- Work to do
Only the number is needed: how many lines contain the word "content"?

- Data shown
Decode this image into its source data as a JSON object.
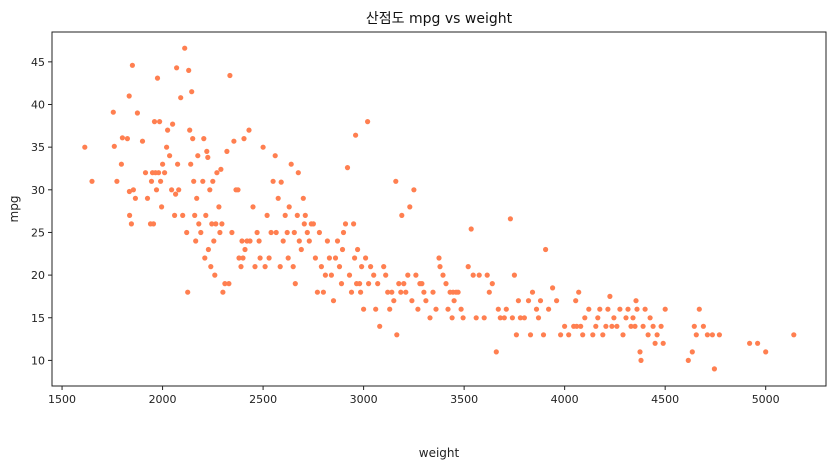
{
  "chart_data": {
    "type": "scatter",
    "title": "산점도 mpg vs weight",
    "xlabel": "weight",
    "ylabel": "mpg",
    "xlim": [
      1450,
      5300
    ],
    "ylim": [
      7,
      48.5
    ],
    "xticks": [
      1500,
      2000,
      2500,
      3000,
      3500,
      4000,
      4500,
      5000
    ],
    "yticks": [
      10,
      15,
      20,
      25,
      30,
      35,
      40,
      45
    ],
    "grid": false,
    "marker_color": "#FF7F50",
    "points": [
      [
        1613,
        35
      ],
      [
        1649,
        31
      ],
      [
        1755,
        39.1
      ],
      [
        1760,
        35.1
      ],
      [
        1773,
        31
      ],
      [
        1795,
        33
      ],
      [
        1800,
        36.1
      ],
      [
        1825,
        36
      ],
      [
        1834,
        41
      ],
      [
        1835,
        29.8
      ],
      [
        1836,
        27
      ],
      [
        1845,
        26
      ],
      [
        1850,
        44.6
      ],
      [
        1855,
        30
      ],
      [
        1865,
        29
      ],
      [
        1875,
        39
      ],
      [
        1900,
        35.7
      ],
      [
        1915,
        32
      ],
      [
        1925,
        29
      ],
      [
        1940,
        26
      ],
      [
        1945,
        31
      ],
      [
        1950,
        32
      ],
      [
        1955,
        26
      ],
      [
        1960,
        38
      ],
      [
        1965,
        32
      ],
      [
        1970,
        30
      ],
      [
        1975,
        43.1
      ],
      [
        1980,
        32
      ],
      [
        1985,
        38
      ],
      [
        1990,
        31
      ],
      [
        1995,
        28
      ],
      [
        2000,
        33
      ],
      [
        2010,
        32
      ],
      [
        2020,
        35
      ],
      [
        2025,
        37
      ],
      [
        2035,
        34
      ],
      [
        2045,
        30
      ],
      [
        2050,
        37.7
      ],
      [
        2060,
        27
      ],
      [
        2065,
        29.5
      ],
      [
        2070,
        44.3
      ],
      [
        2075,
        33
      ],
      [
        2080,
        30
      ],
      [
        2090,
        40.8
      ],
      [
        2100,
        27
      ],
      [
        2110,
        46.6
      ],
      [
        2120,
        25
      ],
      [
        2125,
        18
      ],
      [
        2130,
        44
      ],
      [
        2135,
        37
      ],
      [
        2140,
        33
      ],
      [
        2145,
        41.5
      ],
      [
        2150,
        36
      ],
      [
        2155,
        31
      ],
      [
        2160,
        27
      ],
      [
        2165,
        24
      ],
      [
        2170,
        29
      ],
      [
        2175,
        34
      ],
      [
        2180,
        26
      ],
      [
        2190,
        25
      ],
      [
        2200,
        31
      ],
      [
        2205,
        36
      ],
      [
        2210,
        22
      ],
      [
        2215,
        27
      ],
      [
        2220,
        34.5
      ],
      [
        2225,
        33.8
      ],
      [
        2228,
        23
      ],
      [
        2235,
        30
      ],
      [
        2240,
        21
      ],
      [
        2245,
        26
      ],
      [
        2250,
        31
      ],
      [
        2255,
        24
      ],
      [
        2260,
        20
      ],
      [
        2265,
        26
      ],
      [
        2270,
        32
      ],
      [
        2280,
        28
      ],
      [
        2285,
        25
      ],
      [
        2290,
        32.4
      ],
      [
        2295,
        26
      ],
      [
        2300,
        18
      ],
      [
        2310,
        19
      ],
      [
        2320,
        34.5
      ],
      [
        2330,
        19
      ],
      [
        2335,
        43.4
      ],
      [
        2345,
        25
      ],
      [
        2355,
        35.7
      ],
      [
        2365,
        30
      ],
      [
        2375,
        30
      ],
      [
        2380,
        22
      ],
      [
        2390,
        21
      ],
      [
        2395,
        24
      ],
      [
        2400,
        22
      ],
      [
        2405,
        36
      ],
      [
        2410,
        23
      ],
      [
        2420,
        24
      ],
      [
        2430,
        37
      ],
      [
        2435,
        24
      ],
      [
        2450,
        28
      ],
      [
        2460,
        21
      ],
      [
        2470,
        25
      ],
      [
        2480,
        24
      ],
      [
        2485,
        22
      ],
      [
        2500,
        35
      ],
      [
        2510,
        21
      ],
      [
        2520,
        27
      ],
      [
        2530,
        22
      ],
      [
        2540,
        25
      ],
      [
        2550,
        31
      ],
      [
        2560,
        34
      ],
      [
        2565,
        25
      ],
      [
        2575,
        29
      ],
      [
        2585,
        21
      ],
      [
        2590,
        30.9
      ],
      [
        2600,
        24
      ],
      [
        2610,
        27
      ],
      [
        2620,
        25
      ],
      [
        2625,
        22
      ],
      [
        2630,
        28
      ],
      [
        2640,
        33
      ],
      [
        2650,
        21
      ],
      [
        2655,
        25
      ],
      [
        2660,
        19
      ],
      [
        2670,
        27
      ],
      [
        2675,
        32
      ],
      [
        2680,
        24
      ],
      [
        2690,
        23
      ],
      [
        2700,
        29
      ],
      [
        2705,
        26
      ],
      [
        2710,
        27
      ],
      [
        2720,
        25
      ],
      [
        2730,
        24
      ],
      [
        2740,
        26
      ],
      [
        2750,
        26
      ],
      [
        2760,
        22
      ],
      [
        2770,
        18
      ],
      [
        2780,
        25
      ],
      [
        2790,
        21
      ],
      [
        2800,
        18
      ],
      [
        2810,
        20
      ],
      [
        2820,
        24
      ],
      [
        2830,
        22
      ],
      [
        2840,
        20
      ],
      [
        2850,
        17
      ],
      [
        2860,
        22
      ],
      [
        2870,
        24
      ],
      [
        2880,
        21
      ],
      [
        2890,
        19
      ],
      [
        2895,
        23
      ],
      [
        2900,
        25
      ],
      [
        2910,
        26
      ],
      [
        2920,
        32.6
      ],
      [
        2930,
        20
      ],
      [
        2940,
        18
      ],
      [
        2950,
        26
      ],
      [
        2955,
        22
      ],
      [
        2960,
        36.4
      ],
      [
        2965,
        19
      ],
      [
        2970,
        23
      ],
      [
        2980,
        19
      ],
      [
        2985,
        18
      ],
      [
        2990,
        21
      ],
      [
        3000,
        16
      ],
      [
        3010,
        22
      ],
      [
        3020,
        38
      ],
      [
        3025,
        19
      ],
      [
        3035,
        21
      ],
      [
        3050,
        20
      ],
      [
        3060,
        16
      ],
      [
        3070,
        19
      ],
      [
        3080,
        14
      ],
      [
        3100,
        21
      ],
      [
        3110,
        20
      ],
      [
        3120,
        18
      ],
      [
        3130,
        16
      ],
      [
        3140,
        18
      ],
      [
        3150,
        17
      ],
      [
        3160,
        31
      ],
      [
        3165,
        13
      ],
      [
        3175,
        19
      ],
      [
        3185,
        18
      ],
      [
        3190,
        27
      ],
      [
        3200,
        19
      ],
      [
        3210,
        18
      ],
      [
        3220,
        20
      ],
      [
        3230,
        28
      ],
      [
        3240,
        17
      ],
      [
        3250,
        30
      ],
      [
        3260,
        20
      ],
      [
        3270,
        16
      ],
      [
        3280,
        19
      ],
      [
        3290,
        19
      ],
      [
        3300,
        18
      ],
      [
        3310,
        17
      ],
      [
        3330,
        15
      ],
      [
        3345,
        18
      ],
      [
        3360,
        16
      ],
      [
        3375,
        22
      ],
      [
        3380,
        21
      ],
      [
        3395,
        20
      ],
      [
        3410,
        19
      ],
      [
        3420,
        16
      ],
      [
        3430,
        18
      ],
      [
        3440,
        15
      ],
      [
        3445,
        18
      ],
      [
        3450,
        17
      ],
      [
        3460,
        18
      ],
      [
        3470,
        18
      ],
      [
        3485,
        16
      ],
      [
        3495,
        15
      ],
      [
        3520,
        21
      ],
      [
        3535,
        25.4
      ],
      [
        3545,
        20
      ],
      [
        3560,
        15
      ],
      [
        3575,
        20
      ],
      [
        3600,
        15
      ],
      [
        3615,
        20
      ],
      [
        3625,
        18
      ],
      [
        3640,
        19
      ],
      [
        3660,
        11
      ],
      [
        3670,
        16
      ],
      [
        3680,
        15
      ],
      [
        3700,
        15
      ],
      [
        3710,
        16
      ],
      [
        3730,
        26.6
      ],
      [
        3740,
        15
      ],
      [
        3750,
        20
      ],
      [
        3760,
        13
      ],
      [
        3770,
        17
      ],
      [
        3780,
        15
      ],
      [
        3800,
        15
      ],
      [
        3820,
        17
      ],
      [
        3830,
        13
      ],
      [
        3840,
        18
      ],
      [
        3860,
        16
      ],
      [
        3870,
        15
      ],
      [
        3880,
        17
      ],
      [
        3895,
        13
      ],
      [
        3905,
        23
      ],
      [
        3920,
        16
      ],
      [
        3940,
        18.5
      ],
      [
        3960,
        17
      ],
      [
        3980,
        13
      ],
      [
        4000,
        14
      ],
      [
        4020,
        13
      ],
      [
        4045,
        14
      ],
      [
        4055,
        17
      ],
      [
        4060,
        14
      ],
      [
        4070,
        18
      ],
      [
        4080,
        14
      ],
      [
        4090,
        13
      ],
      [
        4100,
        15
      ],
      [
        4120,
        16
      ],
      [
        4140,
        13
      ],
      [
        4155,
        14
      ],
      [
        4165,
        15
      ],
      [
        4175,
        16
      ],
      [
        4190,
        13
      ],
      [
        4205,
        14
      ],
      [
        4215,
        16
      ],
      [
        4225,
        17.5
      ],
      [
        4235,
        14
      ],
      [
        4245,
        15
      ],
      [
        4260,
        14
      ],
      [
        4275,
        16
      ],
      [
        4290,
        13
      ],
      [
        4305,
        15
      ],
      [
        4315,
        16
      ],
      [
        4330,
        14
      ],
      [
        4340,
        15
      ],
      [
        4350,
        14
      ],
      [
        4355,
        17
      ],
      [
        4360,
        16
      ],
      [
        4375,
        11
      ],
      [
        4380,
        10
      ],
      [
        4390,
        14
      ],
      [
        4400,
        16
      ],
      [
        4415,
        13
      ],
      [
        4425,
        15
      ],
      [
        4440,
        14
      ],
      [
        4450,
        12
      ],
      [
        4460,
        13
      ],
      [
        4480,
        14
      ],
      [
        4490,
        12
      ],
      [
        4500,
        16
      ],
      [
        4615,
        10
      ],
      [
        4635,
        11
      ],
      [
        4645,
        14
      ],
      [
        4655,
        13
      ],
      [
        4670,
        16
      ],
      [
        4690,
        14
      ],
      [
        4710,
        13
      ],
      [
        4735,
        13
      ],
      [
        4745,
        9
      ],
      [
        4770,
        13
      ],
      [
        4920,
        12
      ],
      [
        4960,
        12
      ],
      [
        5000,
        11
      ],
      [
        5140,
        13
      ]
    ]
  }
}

==

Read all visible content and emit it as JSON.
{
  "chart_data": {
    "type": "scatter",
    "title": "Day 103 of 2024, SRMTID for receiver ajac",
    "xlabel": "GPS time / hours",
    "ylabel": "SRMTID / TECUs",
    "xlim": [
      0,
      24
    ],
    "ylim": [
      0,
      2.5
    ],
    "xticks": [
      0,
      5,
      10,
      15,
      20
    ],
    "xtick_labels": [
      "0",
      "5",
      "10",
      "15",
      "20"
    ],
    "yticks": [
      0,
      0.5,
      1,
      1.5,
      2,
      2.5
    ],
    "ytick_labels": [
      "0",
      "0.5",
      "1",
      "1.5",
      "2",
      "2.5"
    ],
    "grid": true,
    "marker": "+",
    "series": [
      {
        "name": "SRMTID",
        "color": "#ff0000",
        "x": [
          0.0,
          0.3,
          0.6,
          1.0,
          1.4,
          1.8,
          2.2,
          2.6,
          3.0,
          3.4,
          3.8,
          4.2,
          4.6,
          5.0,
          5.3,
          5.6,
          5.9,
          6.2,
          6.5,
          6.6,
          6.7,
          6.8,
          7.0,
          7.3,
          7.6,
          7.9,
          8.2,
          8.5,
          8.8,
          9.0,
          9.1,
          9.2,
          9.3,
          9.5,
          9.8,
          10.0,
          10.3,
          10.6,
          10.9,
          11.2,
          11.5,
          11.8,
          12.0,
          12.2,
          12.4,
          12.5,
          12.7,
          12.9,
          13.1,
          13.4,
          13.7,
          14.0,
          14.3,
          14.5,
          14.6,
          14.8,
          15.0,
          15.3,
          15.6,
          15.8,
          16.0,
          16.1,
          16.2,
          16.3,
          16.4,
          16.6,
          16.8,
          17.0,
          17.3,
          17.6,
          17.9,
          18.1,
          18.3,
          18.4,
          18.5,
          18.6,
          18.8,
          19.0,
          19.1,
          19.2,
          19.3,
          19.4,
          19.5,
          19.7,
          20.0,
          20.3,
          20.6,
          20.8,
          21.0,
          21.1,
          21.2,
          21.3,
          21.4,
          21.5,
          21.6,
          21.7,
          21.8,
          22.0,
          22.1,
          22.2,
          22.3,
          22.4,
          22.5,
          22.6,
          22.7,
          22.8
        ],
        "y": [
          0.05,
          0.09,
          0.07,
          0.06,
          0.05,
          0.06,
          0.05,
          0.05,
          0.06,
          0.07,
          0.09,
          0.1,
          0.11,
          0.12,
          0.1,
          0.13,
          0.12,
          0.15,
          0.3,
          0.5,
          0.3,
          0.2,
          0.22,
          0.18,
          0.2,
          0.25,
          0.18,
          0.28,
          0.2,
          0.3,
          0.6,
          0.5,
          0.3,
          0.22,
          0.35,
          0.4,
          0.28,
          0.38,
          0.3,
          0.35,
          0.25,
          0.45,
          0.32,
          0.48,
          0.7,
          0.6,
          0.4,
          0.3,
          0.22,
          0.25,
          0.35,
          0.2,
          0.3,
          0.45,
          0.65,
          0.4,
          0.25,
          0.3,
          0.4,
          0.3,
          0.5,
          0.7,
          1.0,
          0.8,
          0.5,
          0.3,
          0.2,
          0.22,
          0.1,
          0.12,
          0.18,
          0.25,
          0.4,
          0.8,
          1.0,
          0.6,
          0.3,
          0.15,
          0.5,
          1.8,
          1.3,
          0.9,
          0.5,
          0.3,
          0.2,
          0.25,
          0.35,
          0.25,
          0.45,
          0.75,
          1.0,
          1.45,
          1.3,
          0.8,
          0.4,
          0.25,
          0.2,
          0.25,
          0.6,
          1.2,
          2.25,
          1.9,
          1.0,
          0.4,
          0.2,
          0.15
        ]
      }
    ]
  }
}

...

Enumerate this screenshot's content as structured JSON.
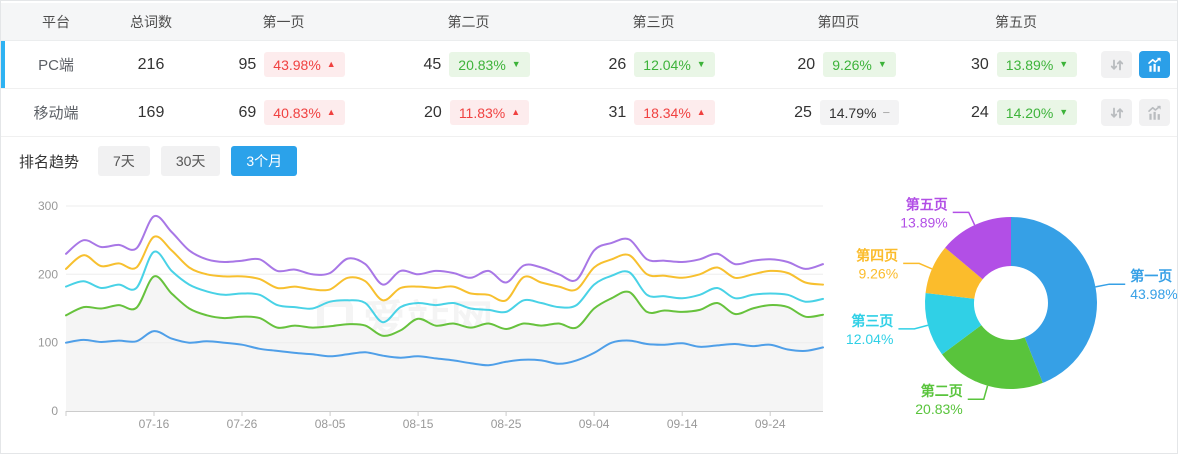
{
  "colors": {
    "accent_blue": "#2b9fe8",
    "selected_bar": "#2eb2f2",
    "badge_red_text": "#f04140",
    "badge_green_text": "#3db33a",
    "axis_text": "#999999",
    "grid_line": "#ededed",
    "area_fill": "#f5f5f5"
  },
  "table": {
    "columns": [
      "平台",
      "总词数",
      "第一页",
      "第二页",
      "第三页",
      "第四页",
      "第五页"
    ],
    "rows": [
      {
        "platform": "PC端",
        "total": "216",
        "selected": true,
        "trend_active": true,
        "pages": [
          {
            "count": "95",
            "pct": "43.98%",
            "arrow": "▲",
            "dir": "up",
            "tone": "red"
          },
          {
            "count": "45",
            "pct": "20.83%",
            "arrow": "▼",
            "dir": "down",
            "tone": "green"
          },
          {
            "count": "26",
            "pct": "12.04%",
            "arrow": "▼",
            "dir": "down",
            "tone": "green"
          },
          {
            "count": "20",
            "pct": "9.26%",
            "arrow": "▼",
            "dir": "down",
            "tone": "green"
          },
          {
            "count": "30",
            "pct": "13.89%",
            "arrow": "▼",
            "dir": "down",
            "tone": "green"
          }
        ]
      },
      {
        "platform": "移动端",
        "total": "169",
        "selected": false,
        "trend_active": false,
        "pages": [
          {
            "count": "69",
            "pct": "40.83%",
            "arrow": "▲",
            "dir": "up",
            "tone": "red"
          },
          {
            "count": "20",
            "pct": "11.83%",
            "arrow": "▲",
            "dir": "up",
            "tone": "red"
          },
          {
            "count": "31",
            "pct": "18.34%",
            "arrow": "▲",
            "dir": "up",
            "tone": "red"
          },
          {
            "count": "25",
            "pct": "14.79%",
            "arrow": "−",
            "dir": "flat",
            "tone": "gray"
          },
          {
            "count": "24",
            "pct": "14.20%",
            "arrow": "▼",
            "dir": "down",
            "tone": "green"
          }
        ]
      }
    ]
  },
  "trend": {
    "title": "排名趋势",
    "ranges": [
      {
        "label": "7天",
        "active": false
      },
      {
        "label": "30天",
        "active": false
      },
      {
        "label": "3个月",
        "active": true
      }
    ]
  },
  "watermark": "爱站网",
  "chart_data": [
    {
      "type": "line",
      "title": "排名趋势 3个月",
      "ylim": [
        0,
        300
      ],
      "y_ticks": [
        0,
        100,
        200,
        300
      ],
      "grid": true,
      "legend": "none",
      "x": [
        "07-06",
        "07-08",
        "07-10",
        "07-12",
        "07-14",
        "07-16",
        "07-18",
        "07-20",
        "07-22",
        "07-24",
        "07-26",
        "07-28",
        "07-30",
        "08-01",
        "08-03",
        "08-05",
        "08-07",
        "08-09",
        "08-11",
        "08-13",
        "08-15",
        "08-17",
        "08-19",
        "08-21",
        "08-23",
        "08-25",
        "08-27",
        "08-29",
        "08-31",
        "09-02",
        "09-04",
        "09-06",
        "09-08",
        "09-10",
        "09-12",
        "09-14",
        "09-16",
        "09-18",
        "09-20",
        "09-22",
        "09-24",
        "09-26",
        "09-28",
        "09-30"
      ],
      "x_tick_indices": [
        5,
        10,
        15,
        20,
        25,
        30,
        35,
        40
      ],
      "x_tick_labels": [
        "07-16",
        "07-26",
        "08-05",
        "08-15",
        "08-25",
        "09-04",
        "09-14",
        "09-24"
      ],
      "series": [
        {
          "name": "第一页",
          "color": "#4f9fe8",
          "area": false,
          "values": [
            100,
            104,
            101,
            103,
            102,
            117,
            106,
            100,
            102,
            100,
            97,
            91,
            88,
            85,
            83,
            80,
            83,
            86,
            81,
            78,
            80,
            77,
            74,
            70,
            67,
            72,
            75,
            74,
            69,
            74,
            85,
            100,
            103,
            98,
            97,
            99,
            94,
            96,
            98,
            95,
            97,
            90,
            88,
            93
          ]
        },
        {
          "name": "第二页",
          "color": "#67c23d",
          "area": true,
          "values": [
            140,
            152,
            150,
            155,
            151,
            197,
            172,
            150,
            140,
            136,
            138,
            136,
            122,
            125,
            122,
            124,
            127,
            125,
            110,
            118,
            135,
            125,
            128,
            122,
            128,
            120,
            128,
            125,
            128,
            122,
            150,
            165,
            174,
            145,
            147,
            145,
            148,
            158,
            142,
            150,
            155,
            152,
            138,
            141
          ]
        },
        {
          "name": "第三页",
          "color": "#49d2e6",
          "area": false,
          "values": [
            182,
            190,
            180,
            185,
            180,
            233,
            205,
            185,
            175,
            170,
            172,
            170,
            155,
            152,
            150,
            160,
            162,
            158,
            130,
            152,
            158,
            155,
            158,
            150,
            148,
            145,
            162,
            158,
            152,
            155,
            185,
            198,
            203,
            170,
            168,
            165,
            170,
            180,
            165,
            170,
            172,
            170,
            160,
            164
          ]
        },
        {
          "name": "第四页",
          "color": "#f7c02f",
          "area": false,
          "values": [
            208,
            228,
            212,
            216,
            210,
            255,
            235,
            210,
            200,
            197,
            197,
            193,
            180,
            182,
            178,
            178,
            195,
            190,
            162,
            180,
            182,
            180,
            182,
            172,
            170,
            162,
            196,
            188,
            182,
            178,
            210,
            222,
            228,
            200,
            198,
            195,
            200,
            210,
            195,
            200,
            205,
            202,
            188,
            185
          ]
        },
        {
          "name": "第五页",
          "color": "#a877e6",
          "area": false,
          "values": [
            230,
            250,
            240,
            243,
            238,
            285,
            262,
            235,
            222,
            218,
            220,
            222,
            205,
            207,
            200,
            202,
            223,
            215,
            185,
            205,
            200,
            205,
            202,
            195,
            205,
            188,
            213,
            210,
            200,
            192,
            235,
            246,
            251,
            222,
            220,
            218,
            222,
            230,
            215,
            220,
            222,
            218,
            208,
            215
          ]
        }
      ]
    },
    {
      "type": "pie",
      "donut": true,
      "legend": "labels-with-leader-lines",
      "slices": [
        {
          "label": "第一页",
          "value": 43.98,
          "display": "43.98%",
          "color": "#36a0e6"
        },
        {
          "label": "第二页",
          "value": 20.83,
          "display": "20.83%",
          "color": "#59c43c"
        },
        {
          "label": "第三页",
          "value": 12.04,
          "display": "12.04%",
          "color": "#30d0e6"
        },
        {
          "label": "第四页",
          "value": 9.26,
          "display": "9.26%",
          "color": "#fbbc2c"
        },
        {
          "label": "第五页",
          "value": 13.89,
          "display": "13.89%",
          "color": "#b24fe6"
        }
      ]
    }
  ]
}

- Problem solution
2